┌──

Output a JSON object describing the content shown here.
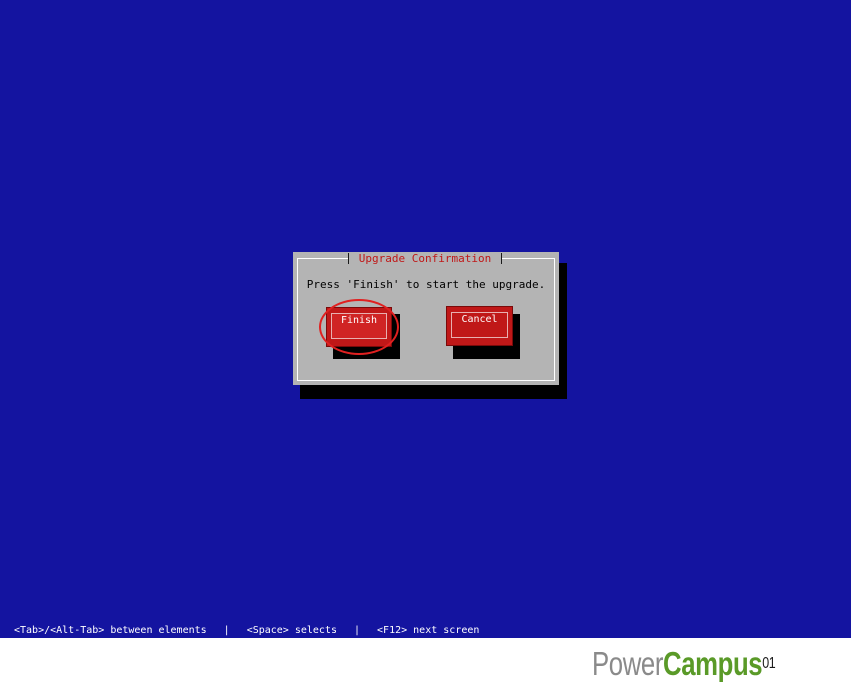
{
  "dialog": {
    "title": "Upgrade Confirmation",
    "message": "Press 'Finish' to start the upgrade.",
    "finish_label": "Finish",
    "cancel_label": "Cancel"
  },
  "statusbar": {
    "hint_tab": "<Tab>/<Alt-Tab> between elements",
    "separator": "|",
    "hint_space": "<Space> selects",
    "hint_f12": "<F12> next screen"
  },
  "logo": {
    "part1": "Power",
    "part2": "Campus",
    "superscript": "01"
  },
  "colors": {
    "screen_bg": "#1414a0",
    "dialog_bg": "#b4b4b4",
    "button_red": "#c01818",
    "title_red": "#c01818",
    "logo_gray": "#8a8a8a",
    "logo_green": "#5a9a28"
  }
}
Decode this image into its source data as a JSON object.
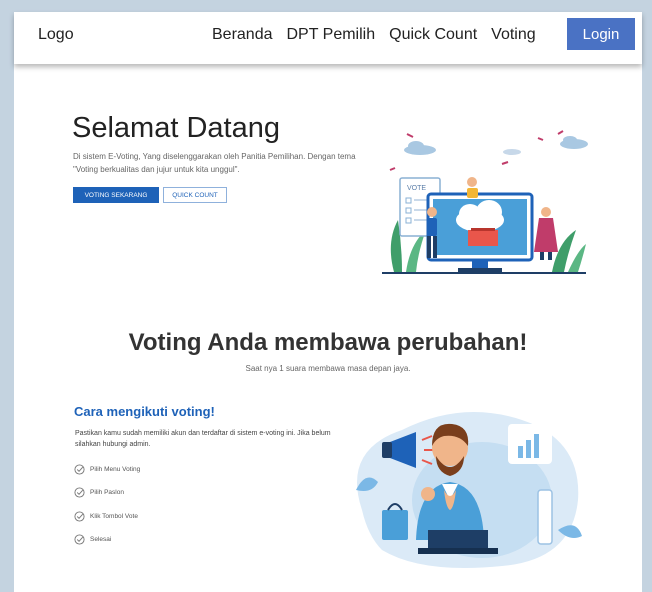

└──

WHAT IS NEEDED:
Your copy of the data should match it exactly, except that pictures are left out.

EXERCISE RESULT:
Output a JSON object describing the content shown here.
{
  "dialog": {
    "title": "Upgrade Confirmation",
    "message": "Press 'Finish' to start the upgrade.",
    "finish_label": "Finish",
    "cancel_label": "Cancel"
  },
  "statusbar": {
    "hint_tab": "<Tab>/<Alt-Tab> between elements",
    "separator": "|",
    "hint_space": "<Space> selects",
    "hint_f12": "<F12> next screen"
  },
  "logo": {
    "part1": "Power",
    "part2": "Campus",
    "superscript": "01"
  },
  "colors": {
    "screen_bg": "#1414a0",
    "dialog_bg": "#b4b4b4",
    "button_red": "#c01818",
    "title_red": "#c01818",
    "logo_gray": "#8a8a8a",
    "logo_green": "#5a9a28"
  }
}
Decode this image into its source data as a JSON object.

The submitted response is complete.